*** The input ***

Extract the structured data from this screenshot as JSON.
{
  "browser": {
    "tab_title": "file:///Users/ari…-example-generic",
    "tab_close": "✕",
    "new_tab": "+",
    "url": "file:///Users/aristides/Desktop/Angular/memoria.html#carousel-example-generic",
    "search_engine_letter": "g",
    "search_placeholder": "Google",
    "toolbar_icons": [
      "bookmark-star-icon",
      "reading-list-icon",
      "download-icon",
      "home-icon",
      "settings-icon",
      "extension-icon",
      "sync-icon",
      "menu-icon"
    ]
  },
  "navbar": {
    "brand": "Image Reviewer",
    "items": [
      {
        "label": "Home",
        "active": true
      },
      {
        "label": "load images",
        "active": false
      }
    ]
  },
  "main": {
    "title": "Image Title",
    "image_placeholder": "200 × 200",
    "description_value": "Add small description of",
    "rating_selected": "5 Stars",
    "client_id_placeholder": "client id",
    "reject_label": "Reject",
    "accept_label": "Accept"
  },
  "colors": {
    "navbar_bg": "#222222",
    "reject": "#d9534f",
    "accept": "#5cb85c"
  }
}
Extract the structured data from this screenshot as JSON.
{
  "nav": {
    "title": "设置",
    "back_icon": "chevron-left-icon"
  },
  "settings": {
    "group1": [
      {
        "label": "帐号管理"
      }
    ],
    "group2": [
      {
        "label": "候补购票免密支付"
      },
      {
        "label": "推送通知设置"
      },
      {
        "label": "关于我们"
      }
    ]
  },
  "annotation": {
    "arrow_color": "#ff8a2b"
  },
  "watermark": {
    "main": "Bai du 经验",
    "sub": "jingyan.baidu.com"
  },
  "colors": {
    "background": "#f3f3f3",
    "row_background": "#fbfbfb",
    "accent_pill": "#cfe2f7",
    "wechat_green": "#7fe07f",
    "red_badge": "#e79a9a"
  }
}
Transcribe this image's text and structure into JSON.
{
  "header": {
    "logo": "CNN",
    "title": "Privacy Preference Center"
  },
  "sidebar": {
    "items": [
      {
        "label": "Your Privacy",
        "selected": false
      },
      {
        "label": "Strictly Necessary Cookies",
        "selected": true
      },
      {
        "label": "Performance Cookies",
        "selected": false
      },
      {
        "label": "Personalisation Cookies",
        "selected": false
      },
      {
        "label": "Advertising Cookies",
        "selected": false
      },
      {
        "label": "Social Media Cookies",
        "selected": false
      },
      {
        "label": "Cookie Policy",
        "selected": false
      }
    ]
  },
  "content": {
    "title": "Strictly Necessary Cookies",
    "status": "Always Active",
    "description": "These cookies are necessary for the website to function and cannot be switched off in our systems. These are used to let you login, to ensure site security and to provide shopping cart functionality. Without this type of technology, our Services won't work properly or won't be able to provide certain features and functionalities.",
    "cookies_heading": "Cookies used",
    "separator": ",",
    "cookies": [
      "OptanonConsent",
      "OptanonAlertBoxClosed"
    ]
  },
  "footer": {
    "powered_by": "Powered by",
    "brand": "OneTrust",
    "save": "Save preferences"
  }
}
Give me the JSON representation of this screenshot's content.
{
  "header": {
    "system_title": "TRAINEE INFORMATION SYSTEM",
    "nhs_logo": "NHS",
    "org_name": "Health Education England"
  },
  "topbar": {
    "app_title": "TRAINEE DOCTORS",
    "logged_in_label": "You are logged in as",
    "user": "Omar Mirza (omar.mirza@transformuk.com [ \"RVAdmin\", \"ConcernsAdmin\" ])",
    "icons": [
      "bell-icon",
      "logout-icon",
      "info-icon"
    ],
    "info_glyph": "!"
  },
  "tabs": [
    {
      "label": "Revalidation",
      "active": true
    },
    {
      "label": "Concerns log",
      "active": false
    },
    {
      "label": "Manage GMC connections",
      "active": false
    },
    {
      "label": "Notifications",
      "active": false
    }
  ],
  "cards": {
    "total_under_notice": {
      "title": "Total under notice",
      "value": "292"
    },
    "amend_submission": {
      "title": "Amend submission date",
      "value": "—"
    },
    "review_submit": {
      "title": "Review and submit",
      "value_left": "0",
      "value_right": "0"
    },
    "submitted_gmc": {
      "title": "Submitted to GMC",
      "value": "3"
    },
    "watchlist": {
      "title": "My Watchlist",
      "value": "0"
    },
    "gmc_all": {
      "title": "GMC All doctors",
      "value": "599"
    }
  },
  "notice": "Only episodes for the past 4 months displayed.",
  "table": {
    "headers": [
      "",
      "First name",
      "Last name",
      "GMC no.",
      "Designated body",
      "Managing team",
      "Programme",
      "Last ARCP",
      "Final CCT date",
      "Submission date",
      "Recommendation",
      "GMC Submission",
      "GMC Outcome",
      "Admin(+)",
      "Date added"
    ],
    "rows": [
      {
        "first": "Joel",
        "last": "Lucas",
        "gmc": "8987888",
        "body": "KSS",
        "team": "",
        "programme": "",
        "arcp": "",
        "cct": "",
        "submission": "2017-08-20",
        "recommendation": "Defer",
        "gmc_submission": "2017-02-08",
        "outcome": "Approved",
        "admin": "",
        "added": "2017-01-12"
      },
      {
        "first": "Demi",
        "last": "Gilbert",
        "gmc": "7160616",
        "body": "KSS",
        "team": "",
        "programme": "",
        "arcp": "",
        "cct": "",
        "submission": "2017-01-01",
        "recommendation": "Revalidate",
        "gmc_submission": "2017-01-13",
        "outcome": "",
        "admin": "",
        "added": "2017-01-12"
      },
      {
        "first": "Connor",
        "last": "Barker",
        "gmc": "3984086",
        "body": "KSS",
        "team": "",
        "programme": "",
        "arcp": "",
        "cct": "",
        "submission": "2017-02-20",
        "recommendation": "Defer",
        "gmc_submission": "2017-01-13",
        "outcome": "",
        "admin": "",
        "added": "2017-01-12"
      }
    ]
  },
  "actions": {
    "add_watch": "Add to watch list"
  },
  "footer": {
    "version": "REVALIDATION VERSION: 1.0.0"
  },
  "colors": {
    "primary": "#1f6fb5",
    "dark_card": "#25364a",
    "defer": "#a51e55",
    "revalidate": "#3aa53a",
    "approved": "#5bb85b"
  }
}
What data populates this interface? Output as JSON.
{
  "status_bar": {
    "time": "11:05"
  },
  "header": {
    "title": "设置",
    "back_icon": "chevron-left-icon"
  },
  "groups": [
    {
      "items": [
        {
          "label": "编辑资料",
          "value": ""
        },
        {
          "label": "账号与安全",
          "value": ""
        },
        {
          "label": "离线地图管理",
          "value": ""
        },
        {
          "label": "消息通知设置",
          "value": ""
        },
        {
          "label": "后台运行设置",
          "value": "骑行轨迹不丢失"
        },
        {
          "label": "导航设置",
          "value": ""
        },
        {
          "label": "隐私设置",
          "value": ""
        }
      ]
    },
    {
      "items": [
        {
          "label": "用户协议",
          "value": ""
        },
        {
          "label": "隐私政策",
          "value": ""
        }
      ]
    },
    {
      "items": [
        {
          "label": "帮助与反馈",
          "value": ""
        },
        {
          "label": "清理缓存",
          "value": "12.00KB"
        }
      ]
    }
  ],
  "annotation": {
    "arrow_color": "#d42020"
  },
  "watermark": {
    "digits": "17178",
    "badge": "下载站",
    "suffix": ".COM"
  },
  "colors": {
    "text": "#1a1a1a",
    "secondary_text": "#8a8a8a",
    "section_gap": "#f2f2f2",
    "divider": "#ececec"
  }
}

***

Goal of the exercise =
Please give back all of the records exactly as written.

Exercise response =
Extract the structured data from this screenshot as JSON.
{
  "browser": {
    "tab_title": "file:///Users/ari…-example-generic",
    "tab_close": "✕",
    "new_tab": "+",
    "url": "file:///Users/aristides/Desktop/Angular/memoria.html#carousel-example-generic",
    "search_engine_letter": "g",
    "search_placeholder": "Google",
    "toolbar_icons": [
      "bookmark-star-icon",
      "reading-list-icon",
      "download-icon",
      "home-icon",
      "settings-icon",
      "extension-icon",
      "sync-icon",
      "menu-icon"
    ]
  },
  "navbar": {
    "brand": "Image Reviewer",
    "items": [
      {
        "label": "Home",
        "active": true
      },
      {
        "label": "load images",
        "active": false
      }
    ]
  },
  "main": {
    "title": "Image Title",
    "image_placeholder": "200 × 200",
    "description_value": "Add small description of",
    "rating_selected": "5 Stars",
    "client_id_placeholder": "client id",
    "reject_label": "Reject",
    "accept_label": "Accept"
  },
  "colors": {
    "navbar_bg": "#222222",
    "reject": "#d9534f",
    "accept": "#5cb85c"
  }
}
Extract the structured data from this screenshot as JSON.
{
  "nav": {
    "title": "设置",
    "back_icon": "chevron-left-icon"
  },
  "settings": {
    "group1": [
      {
        "label": "帐号管理"
      }
    ],
    "group2": [
      {
        "label": "候补购票免密支付"
      },
      {
        "label": "推送通知设置"
      },
      {
        "label": "关于我们"
      }
    ]
  },
  "annotation": {
    "arrow_color": "#ff8a2b"
  },
  "watermark": {
    "main": "Bai du 经验",
    "sub": "jingyan.baidu.com"
  },
  "colors": {
    "background": "#f3f3f3",
    "row_background": "#fbfbfb",
    "accent_pill": "#cfe2f7",
    "wechat_green": "#7fe07f",
    "red_badge": "#e79a9a"
  }
}
Transcribe this image's text and structure into JSON.
{
  "header": {
    "logo": "CNN",
    "title": "Privacy Preference Center"
  },
  "sidebar": {
    "items": [
      {
        "label": "Your Privacy",
        "selected": false
      },
      {
        "label": "Strictly Necessary Cookies",
        "selected": true
      },
      {
        "label": "Performance Cookies",
        "selected": false
      },
      {
        "label": "Personalisation Cookies",
        "selected": false
      },
      {
        "label": "Advertising Cookies",
        "selected": false
      },
      {
        "label": "Social Media Cookies",
        "selected": false
      },
      {
        "label": "Cookie Policy",
        "selected": false
      }
    ]
  },
  "content": {
    "title": "Strictly Necessary Cookies",
    "status": "Always Active",
    "description": "These cookies are necessary for the website to function and cannot be switched off in our systems. These are used to let you login, to ensure site security and to provide shopping cart functionality. Without this type of technology, our Services won't work properly or won't be able to provide certain features and functionalities.",
    "cookies_heading": "Cookies used",
    "separator": ",",
    "cookies": [
      "OptanonConsent",
      "OptanonAlertBoxClosed"
    ]
  },
  "footer": {
    "powered_by": "Powered by",
    "brand": "OneTrust",
    "save": "Save preferences"
  }
}
Give me the JSON representation of this screenshot's content.
{
  "header": {
    "system_title": "TRAINEE INFORMATION SYSTEM",
    "nhs_logo": "NHS",
    "org_name": "Health Education England"
  },
  "topbar": {
    "app_title": "TRAINEE DOCTORS",
    "logged_in_label": "You are logged in as",
    "user": "Omar Mirza (omar.mirza@transformuk.com [ \"RVAdmin\", \"ConcernsAdmin\" ])",
    "icons": [
      "bell-icon",
      "logout-icon",
      "info-icon"
    ],
    "info_glyph": "!"
  },
  "tabs": [
    {
      "label": "Revalidation",
      "active": true
    },
    {
      "label": "Concerns log",
      "active": false
    },
    {
      "label": "Manage GMC connections",
      "active": false
    },
    {
      "label": "Notifications",
      "active": false
    }
  ],
  "cards": {
    "total_under_notice": {
      "title": "Total under notice",
      "value": "292"
    },
    "amend_submission": {
      "title": "Amend submission date",
      "value": "—"
    },
    "review_submit": {
      "title": "Review and submit",
      "value_left": "0",
      "value_right": "0"
    },
    "submitted_gmc": {
      "title": "Submitted to GMC",
      "value": "3"
    },
    "watchlist": {
      "title": "My Watchlist",
      "value": "0"
    },
    "gmc_all": {
      "title": "GMC All doctors",
      "value": "599"
    }
  },
  "notice": "Only episodes for the past 4 months displayed.",
  "table": {
    "headers": [
      "",
      "First name",
      "Last name",
      "GMC no.",
      "Designated body",
      "Managing team",
      "Programme",
      "Last ARCP",
      "Final CCT date",
      "Submission date",
      "Recommendation",
      "GMC Submission",
      "GMC Outcome",
      "Admin(+)",
      "Date added"
    ],
    "rows": [
      {
        "first": "Joel",
        "last": "Lucas",
        "gmc": "8987888",
        "body": "KSS",
        "team": "",
        "programme": "",
        "arcp": "",
        "cct": "",
        "submission": "2017-08-20",
        "recommendation": "Defer",
        "gmc_submission": "2017-02-08",
        "outcome": "Approved",
        "admin": "",
        "added": "2017-01-12"
      },
      {
        "first": "Demi",
        "last": "Gilbert",
        "gmc": "7160616",
        "body": "KSS",
        "team": "",
        "programme": "",
        "arcp": "",
        "cct": "",
        "submission": "2017-01-01",
        "recommendation": "Revalidate",
        "gmc_submission": "2017-01-13",
        "outcome": "",
        "admin": "",
        "added": "2017-01-12"
      },
      {
        "first": "Connor",
        "last": "Barker",
        "gmc": "3984086",
        "body": "KSS",
        "team": "",
        "programme": "",
        "arcp": "",
        "cct": "",
        "submission": "2017-02-20",
        "recommendation": "Defer",
        "gmc_submission": "2017-01-13",
        "outcome": "",
        "admin": "",
        "added": "2017-01-12"
      }
    ]
  },
  "actions": {
    "add_watch": "Add to watch list"
  },
  "footer": {
    "version": "REVALIDATION VERSION: 1.0.0"
  },
  "colors": {
    "primary": "#1f6fb5",
    "dark_card": "#25364a",
    "defer": "#a51e55",
    "revalidate": "#3aa53a",
    "approved": "#5bb85b"
  }
}
What data populates this interface? Output as JSON.
{
  "status_bar": {
    "time": "11:05"
  },
  "header": {
    "title": "设置",
    "back_icon": "chevron-left-icon"
  },
  "groups": [
    {
      "items": [
        {
          "label": "编辑资料",
          "value": ""
        },
        {
          "label": "账号与安全",
          "value": ""
        },
        {
          "label": "离线地图管理",
          "value": ""
        },
        {
          "label": "消息通知设置",
          "value": ""
        },
        {
          "label": "后台运行设置",
          "value": "骑行轨迹不丢失"
        },
        {
          "label": "导航设置",
          "value": ""
        },
        {
          "label": "隐私设置",
          "value": ""
        }
      ]
    },
    {
      "items": [
        {
          "label": "用户协议",
          "value": ""
        },
        {
          "label": "隐私政策",
          "value": ""
        }
      ]
    },
    {
      "items": [
        {
          "label": "帮助与反馈",
          "value": ""
        },
        {
          "label": "清理缓存",
          "value": "12.00KB"
        }
      ]
    }
  ],
  "annotation": {
    "arrow_color": "#d42020"
  },
  "watermark": {
    "digits": "17178",
    "badge": "下载站",
    "suffix": ".COM"
  },
  "colors": {
    "text": "#1a1a1a",
    "secondary_text": "#8a8a8a",
    "section_gap": "#f2f2f2",
    "divider": "#ececec"
  }
}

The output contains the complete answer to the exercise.